_PROBLEM STATEMENT:_
Copy out each line exactly; pictures stay out of the copy.

:: RECORDED DATA ::

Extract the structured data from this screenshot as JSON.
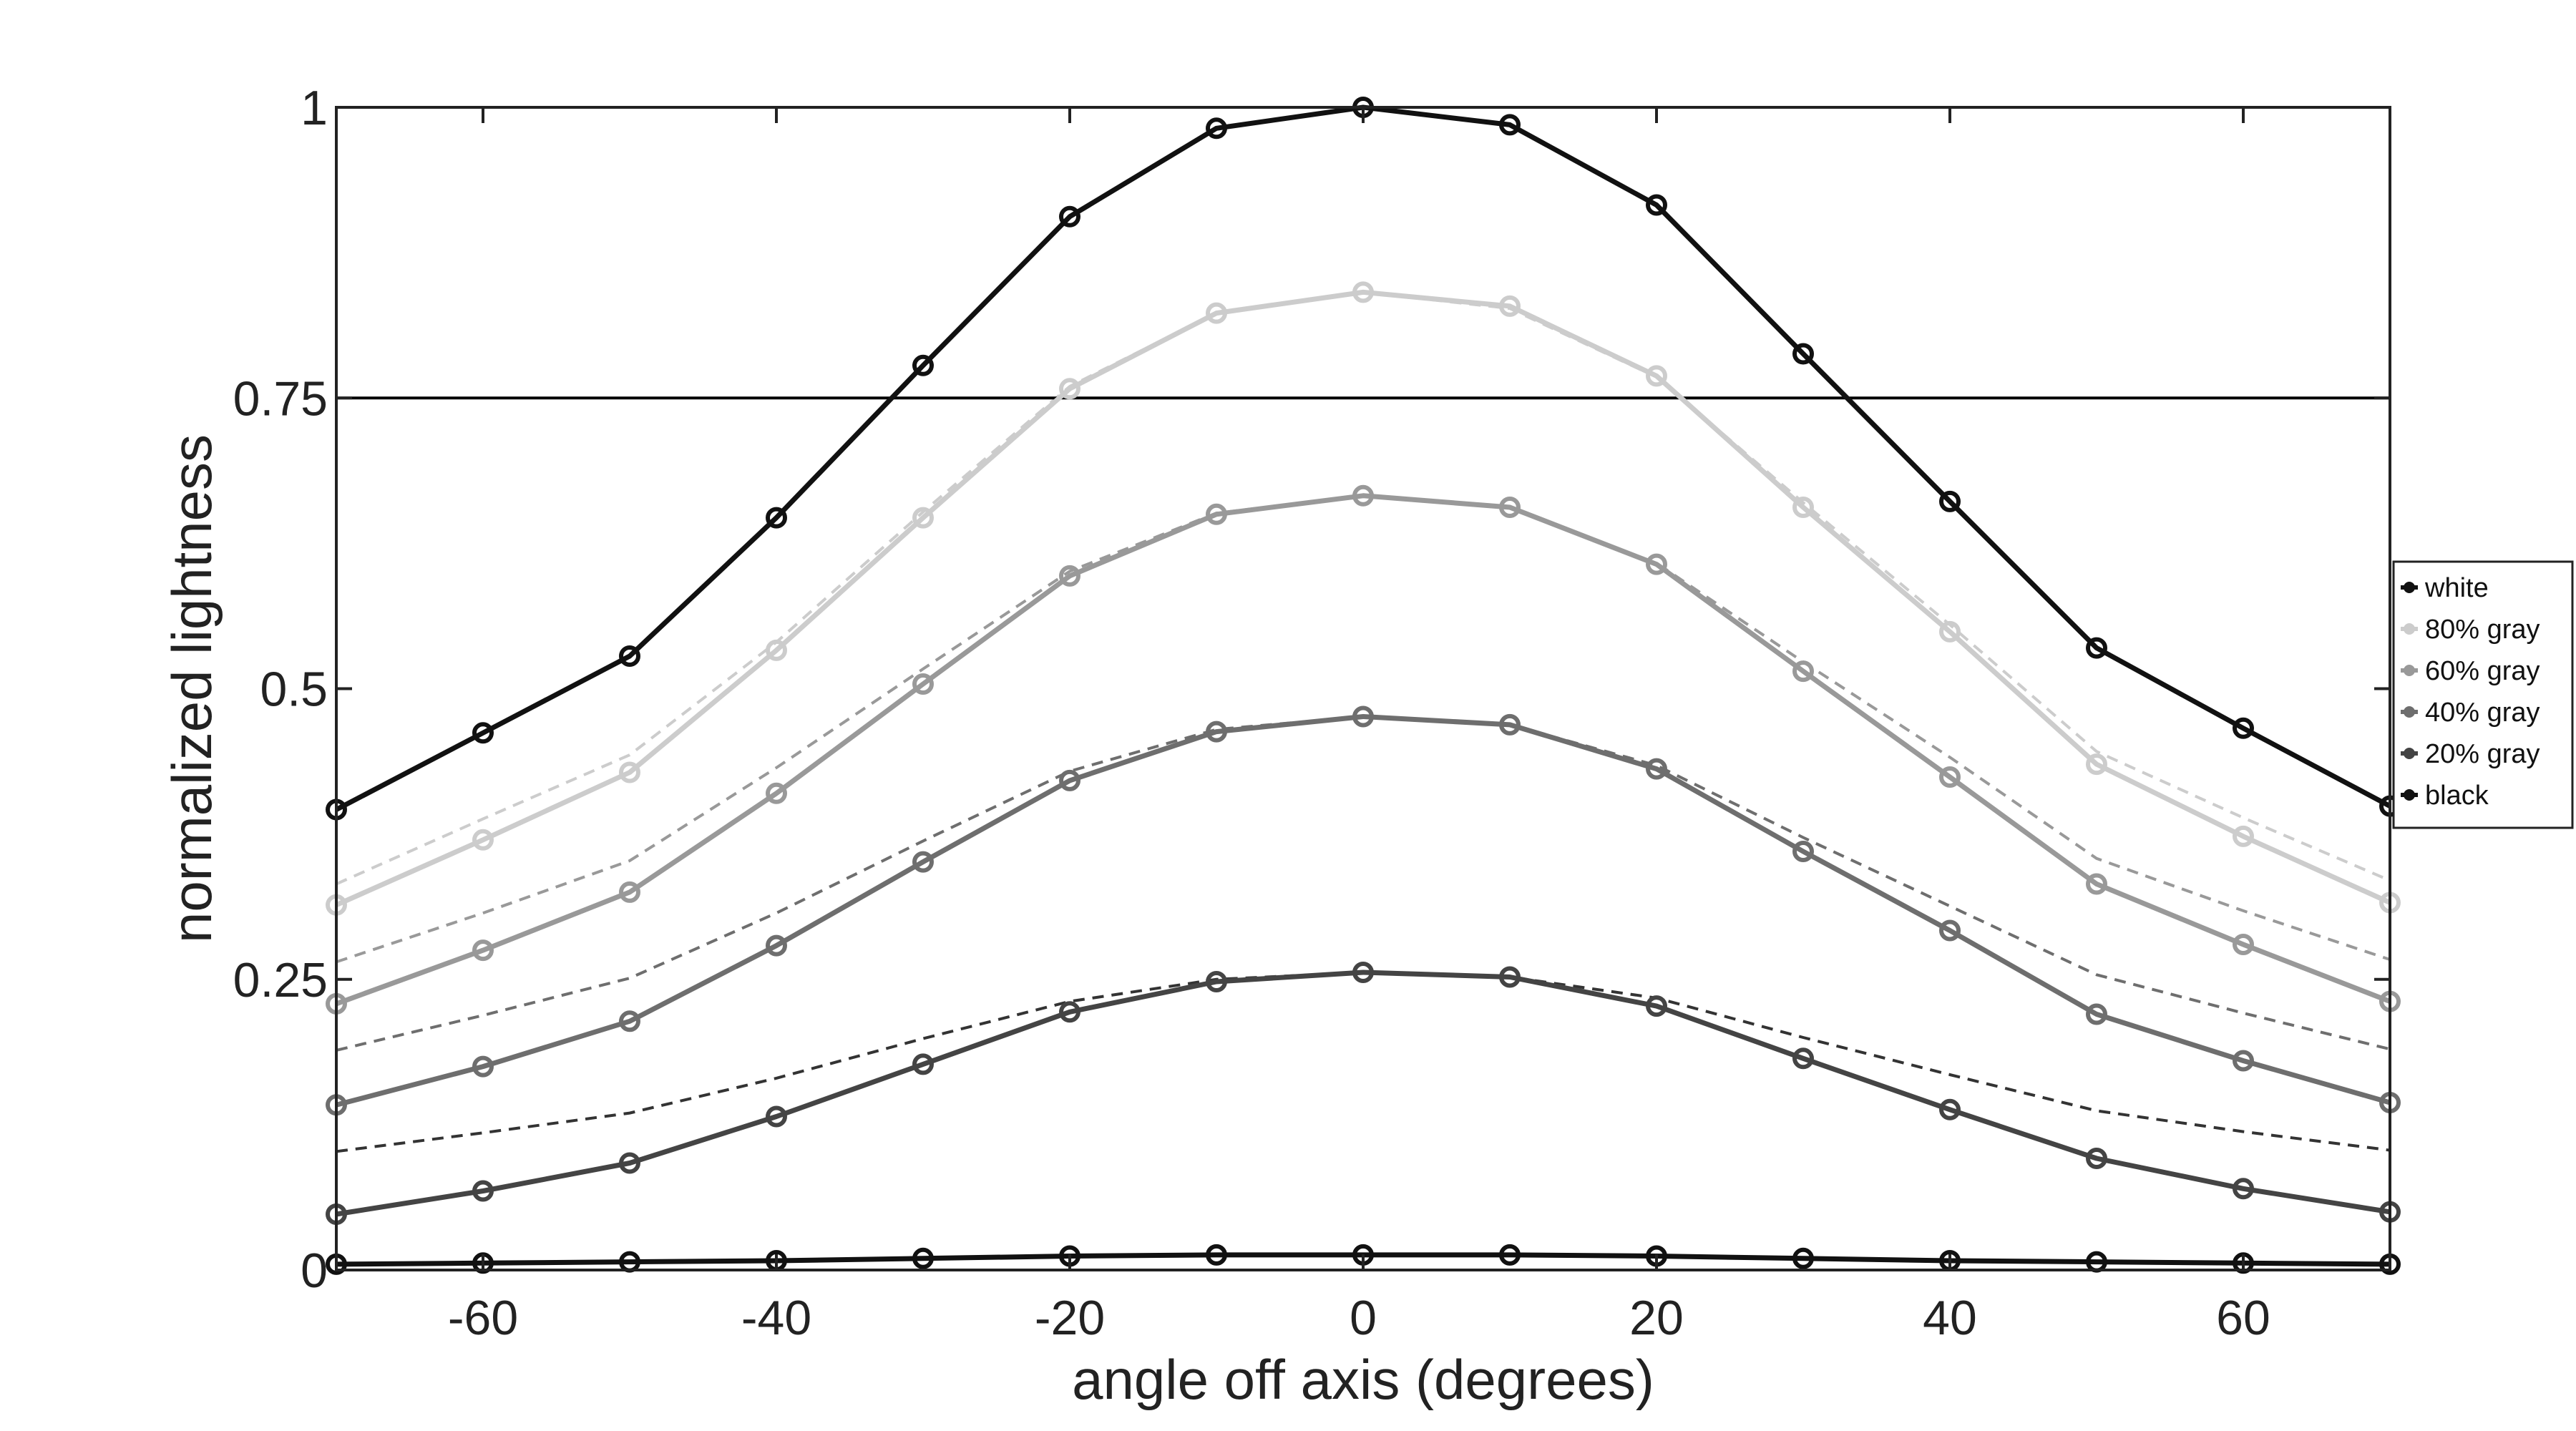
{
  "chart_data": {
    "type": "line",
    "title": "",
    "xlabel": "angle off axis (degrees)",
    "ylabel": "normalized lightness",
    "xlim": [
      -70,
      70
    ],
    "ylim": [
      0,
      1
    ],
    "xticks": [
      -60,
      -40,
      -20,
      0,
      20,
      40,
      60
    ],
    "xtick_labels": [
      "-60",
      "-40",
      "-20",
      "0",
      "20",
      "40",
      "60"
    ],
    "yticks": [
      0,
      0.25,
      0.5,
      0.75,
      1
    ],
    "ytick_labels": [
      "0",
      "0.25",
      "0.5",
      "0.75",
      "1"
    ],
    "reference_line": {
      "y": 0.75,
      "color": "#000000"
    },
    "grid": false,
    "legend": {
      "placement": "right"
    },
    "x": [
      -70,
      -60,
      -50,
      -40,
      -30,
      -20,
      -10,
      0,
      10,
      20,
      30,
      40,
      50,
      60,
      70
    ],
    "series": [
      {
        "name": "white",
        "color": "#111111",
        "values": [
          0.396,
          0.462,
          0.528,
          0.647,
          0.778,
          0.906,
          0.982,
          1.0,
          0.985,
          0.916,
          0.788,
          0.661,
          0.535,
          0.466,
          0.399
        ]
      },
      {
        "name": "80% gray",
        "color": "#cccccc",
        "values": [
          0.314,
          0.37,
          0.428,
          0.533,
          0.647,
          0.758,
          0.823,
          0.841,
          0.829,
          0.769,
          0.656,
          0.549,
          0.435,
          0.373,
          0.316
        ]
      },
      {
        "name": "60% gray",
        "color": "#999999",
        "values": [
          0.229,
          0.275,
          0.325,
          0.41,
          0.504,
          0.597,
          0.65,
          0.666,
          0.656,
          0.607,
          0.515,
          0.424,
          0.332,
          0.28,
          0.231
        ]
      },
      {
        "name": "40% gray",
        "color": "#6e6e6e",
        "values": [
          0.142,
          0.175,
          0.214,
          0.279,
          0.351,
          0.421,
          0.463,
          0.476,
          0.469,
          0.431,
          0.36,
          0.292,
          0.22,
          0.18,
          0.144
        ]
      },
      {
        "name": "20% gray",
        "color": "#444444",
        "values": [
          0.048,
          0.068,
          0.092,
          0.132,
          0.177,
          0.222,
          0.248,
          0.256,
          0.252,
          0.227,
          0.182,
          0.138,
          0.096,
          0.07,
          0.05
        ]
      },
      {
        "name": "black",
        "color": "#111111",
        "values": [
          0.005,
          0.006,
          0.007,
          0.008,
          0.01,
          0.012,
          0.013,
          0.013,
          0.013,
          0.012,
          0.01,
          0.008,
          0.007,
          0.006,
          0.005
        ]
      }
    ],
    "reference_series": [
      {
        "color": "#cccccc",
        "values": [
          0.332,
          0.388,
          0.443,
          0.54,
          0.652,
          0.76,
          0.823,
          0.841,
          0.827,
          0.768,
          0.66,
          0.555,
          0.446,
          0.389,
          0.335
        ]
      },
      {
        "color": "#999999",
        "values": [
          0.265,
          0.307,
          0.352,
          0.432,
          0.517,
          0.601,
          0.651,
          0.666,
          0.656,
          0.608,
          0.523,
          0.441,
          0.354,
          0.309,
          0.267
        ]
      },
      {
        "color": "#6e6e6e",
        "values": [
          0.189,
          0.219,
          0.251,
          0.307,
          0.369,
          0.429,
          0.465,
          0.476,
          0.469,
          0.434,
          0.372,
          0.313,
          0.254,
          0.221,
          0.19
        ]
      },
      {
        "color": "#333333",
        "values": [
          0.102,
          0.118,
          0.135,
          0.165,
          0.199,
          0.231,
          0.25,
          0.256,
          0.252,
          0.234,
          0.2,
          0.168,
          0.137,
          0.119,
          0.103
        ]
      }
    ]
  }
}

:::

_WRITTEN REPLY:_
Extract the structured data from this screenshot as JSON.
{
  "chart_data": {
    "type": "line",
    "title": "",
    "xlabel": "angle off axis (degrees)",
    "ylabel": "normalized lightness",
    "xlim": [
      -70,
      70
    ],
    "ylim": [
      0,
      1
    ],
    "xticks": [
      -60,
      -40,
      -20,
      0,
      20,
      40,
      60
    ],
    "xtick_labels": [
      "-60",
      "-40",
      "-20",
      "0",
      "20",
      "40",
      "60"
    ],
    "yticks": [
      0,
      0.25,
      0.5,
      0.75,
      1
    ],
    "ytick_labels": [
      "0",
      "0.25",
      "0.5",
      "0.75",
      "1"
    ],
    "reference_line": {
      "y": 0.75,
      "color": "#000000"
    },
    "grid": false,
    "legend": {
      "placement": "right"
    },
    "x": [
      -70,
      -60,
      -50,
      -40,
      -30,
      -20,
      -10,
      0,
      10,
      20,
      30,
      40,
      50,
      60,
      70
    ],
    "series": [
      {
        "name": "white",
        "color": "#111111",
        "values": [
          0.396,
          0.462,
          0.528,
          0.647,
          0.778,
          0.906,
          0.982,
          1.0,
          0.985,
          0.916,
          0.788,
          0.661,
          0.535,
          0.466,
          0.399
        ]
      },
      {
        "name": "80% gray",
        "color": "#cccccc",
        "values": [
          0.314,
          0.37,
          0.428,
          0.533,
          0.647,
          0.758,
          0.823,
          0.841,
          0.829,
          0.769,
          0.656,
          0.549,
          0.435,
          0.373,
          0.316
        ]
      },
      {
        "name": "60% gray",
        "color": "#999999",
        "values": [
          0.229,
          0.275,
          0.325,
          0.41,
          0.504,
          0.597,
          0.65,
          0.666,
          0.656,
          0.607,
          0.515,
          0.424,
          0.332,
          0.28,
          0.231
        ]
      },
      {
        "name": "40% gray",
        "color": "#6e6e6e",
        "values": [
          0.142,
          0.175,
          0.214,
          0.279,
          0.351,
          0.421,
          0.463,
          0.476,
          0.469,
          0.431,
          0.36,
          0.292,
          0.22,
          0.18,
          0.144
        ]
      },
      {
        "name": "20% gray",
        "color": "#444444",
        "values": [
          0.048,
          0.068,
          0.092,
          0.132,
          0.177,
          0.222,
          0.248,
          0.256,
          0.252,
          0.227,
          0.182,
          0.138,
          0.096,
          0.07,
          0.05
        ]
      },
      {
        "name": "black",
        "color": "#111111",
        "values": [
          0.005,
          0.006,
          0.007,
          0.008,
          0.01,
          0.012,
          0.013,
          0.013,
          0.013,
          0.012,
          0.01,
          0.008,
          0.007,
          0.006,
          0.005
        ]
      }
    ],
    "reference_series": [
      {
        "color": "#cccccc",
        "values": [
          0.332,
          0.388,
          0.443,
          0.54,
          0.652,
          0.76,
          0.823,
          0.841,
          0.827,
          0.768,
          0.66,
          0.555,
          0.446,
          0.389,
          0.335
        ]
      },
      {
        "color": "#999999",
        "values": [
          0.265,
          0.307,
          0.352,
          0.432,
          0.517,
          0.601,
          0.651,
          0.666,
          0.656,
          0.608,
          0.523,
          0.441,
          0.354,
          0.309,
          0.267
        ]
      },
      {
        "color": "#6e6e6e",
        "values": [
          0.189,
          0.219,
          0.251,
          0.307,
          0.369,
          0.429,
          0.465,
          0.476,
          0.469,
          0.434,
          0.372,
          0.313,
          0.254,
          0.221,
          0.19
        ]
      },
      {
        "color": "#333333",
        "values": [
          0.102,
          0.118,
          0.135,
          0.165,
          0.199,
          0.231,
          0.25,
          0.256,
          0.252,
          0.234,
          0.2,
          0.168,
          0.137,
          0.119,
          0.103
        ]
      }
    ]
  }
}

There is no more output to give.